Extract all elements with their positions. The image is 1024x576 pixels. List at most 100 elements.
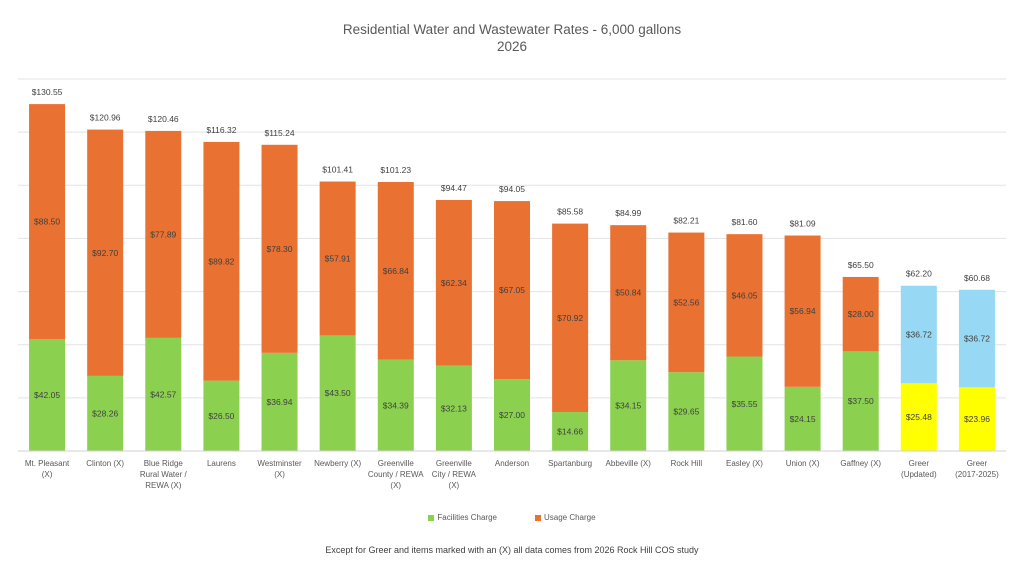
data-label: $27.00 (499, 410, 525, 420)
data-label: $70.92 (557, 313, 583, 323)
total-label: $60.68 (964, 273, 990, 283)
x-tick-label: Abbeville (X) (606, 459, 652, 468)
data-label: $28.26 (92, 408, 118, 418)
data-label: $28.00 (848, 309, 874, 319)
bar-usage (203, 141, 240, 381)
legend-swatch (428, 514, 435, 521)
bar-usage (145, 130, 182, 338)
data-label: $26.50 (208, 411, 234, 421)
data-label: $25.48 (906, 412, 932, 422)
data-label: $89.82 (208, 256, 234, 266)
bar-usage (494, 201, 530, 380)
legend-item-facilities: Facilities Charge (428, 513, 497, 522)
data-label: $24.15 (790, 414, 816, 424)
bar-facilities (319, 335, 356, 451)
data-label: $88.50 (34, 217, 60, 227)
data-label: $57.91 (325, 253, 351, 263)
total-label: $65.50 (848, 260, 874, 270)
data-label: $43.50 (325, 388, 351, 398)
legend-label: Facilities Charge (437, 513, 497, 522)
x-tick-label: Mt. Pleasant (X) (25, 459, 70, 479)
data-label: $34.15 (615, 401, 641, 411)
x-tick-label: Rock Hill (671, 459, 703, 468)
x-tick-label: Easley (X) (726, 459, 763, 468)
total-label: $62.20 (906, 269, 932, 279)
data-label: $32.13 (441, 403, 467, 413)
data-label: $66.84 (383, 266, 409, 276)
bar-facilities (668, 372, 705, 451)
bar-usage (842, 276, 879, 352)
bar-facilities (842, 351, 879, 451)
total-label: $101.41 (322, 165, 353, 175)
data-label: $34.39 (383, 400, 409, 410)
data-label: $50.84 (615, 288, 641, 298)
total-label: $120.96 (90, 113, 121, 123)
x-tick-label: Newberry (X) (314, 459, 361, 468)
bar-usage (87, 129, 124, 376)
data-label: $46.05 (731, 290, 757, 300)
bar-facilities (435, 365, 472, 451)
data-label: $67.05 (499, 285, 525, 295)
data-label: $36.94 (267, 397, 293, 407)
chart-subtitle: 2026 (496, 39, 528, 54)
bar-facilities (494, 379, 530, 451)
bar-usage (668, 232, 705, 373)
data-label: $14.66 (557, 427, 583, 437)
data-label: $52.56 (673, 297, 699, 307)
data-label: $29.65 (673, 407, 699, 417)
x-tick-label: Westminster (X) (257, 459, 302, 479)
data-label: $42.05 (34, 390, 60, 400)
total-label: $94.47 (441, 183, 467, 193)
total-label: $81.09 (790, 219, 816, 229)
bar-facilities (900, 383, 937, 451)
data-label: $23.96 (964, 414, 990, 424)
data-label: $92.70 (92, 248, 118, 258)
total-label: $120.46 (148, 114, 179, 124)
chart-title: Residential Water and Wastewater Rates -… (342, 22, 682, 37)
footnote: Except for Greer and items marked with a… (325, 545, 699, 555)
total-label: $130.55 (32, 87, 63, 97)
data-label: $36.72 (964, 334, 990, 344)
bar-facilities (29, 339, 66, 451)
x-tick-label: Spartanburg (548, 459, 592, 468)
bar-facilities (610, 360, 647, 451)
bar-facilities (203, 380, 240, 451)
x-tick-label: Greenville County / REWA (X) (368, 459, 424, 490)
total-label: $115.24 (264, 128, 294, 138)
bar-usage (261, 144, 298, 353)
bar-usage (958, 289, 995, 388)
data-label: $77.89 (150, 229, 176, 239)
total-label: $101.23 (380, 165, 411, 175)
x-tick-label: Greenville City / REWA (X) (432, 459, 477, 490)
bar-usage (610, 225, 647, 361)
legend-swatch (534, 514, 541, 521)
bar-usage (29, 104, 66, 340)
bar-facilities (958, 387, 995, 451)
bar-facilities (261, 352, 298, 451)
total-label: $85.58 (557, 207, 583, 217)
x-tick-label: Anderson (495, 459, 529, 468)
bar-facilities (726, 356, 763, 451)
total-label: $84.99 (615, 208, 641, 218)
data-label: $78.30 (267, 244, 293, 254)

□ □ □ □

=== EXERCISE PROMPT ===
Copy out every line above word for word, but leave out the pictures.

=== WRITTEN ANSWER ===
Extract all elements with their positions. The image is 1024x576 pixels. List at most 100 elements.
data-label: $27.00 (499, 410, 525, 420)
data-label: $70.92 (557, 313, 583, 323)
total-label: $60.68 (964, 273, 990, 283)
x-tick-label: Abbeville (X) (606, 459, 652, 468)
data-label: $28.26 (92, 408, 118, 418)
data-label: $28.00 (848, 309, 874, 319)
bar-usage (203, 141, 240, 381)
legend-swatch (428, 514, 435, 521)
bar-usage (145, 130, 182, 338)
data-label: $26.50 (208, 411, 234, 421)
data-label: $25.48 (906, 412, 932, 422)
data-label: $89.82 (208, 256, 234, 266)
bar-usage (494, 201, 530, 380)
legend-item-facilities: Facilities Charge (428, 513, 497, 522)
data-label: $24.15 (790, 414, 816, 424)
bar-facilities (319, 335, 356, 451)
data-label: $88.50 (34, 217, 60, 227)
data-label: $57.91 (325, 253, 351, 263)
total-label: $65.50 (848, 260, 874, 270)
data-label: $43.50 (325, 388, 351, 398)
legend-label: Facilities Charge (437, 513, 497, 522)
x-tick-label: Mt. Pleasant (X) (25, 459, 70, 479)
data-label: $34.15 (615, 401, 641, 411)
x-tick-label: Rock Hill (671, 459, 703, 468)
x-tick-label: Easley (X) (726, 459, 763, 468)
total-label: $62.20 (906, 269, 932, 279)
data-label: $32.13 (441, 403, 467, 413)
data-label: $66.84 (383, 266, 409, 276)
bar-facilities (668, 372, 705, 451)
bar-usage (842, 276, 879, 352)
bar-facilities (842, 351, 879, 451)
total-label: $101.41 (322, 165, 353, 175)
data-label: $34.39 (383, 400, 409, 410)
data-label: $50.84 (615, 288, 641, 298)
total-label: $120.96 (90, 113, 121, 123)
x-tick-label: Newberry (X) (314, 459, 361, 468)
bar-usage (87, 129, 124, 376)
data-label: $46.05 (731, 290, 757, 300)
bar-facilities (435, 365, 472, 451)
data-label: $67.05 (499, 285, 525, 295)
data-label: $36.94 (267, 397, 293, 407)
chart-subtitle: 2026 (496, 39, 528, 54)
bar-facilities (494, 379, 530, 451)
bar-usage (668, 232, 705, 373)
data-label: $14.66 (557, 427, 583, 437)
data-label: $52.56 (673, 297, 699, 307)
data-label: $29.65 (673, 407, 699, 417)
x-tick-label: Westminster (X) (257, 459, 302, 479)
data-label: $42.05 (34, 390, 60, 400)
total-label: $94.47 (441, 183, 467, 193)
total-label: $81.09 (790, 219, 816, 229)
bar-facilities (900, 383, 937, 451)
data-label: $23.96 (964, 414, 990, 424)
data-label: $92.70 (92, 248, 118, 258)
total-label: $120.46 (148, 114, 179, 124)
chart-title: Residential Water and Wastewater Rates -… (342, 22, 682, 37)
footnote: Except for Greer and items marked with a… (325, 545, 699, 555)
total-label: $130.55 (32, 87, 63, 97)
data-label: $36.72 (964, 334, 990, 344)
bar-facilities (29, 339, 66, 451)
x-tick-label: Spartanburg (548, 459, 592, 468)
bar-facilities (610, 360, 647, 451)
bar-facilities (203, 380, 240, 451)
x-tick-label: Greenville County / REWA (X) (368, 459, 424, 490)
total-label: $115.24 (264, 128, 294, 138)
bar-usage (261, 144, 298, 353)
bar-usage (958, 289, 995, 388)
data-label: $77.89 (150, 229, 176, 239)
total-label: $101.23 (380, 165, 411, 175)
x-tick-label: Greenville City / REWA (X) (432, 459, 477, 490)
bar-usage (610, 225, 647, 361)
legend-swatch (534, 514, 541, 521)
bar-usage (29, 104, 66, 340)
bar-facilities (958, 387, 995, 451)
bar-facilities (261, 352, 298, 451)
total-label: $85.58 (557, 207, 583, 217)
x-tick-label: Anderson (495, 459, 529, 468)
bar-facilities (726, 356, 763, 451)
total-label: $84.99 (615, 208, 641, 218)
data-label: $78.30 (267, 244, 293, 254)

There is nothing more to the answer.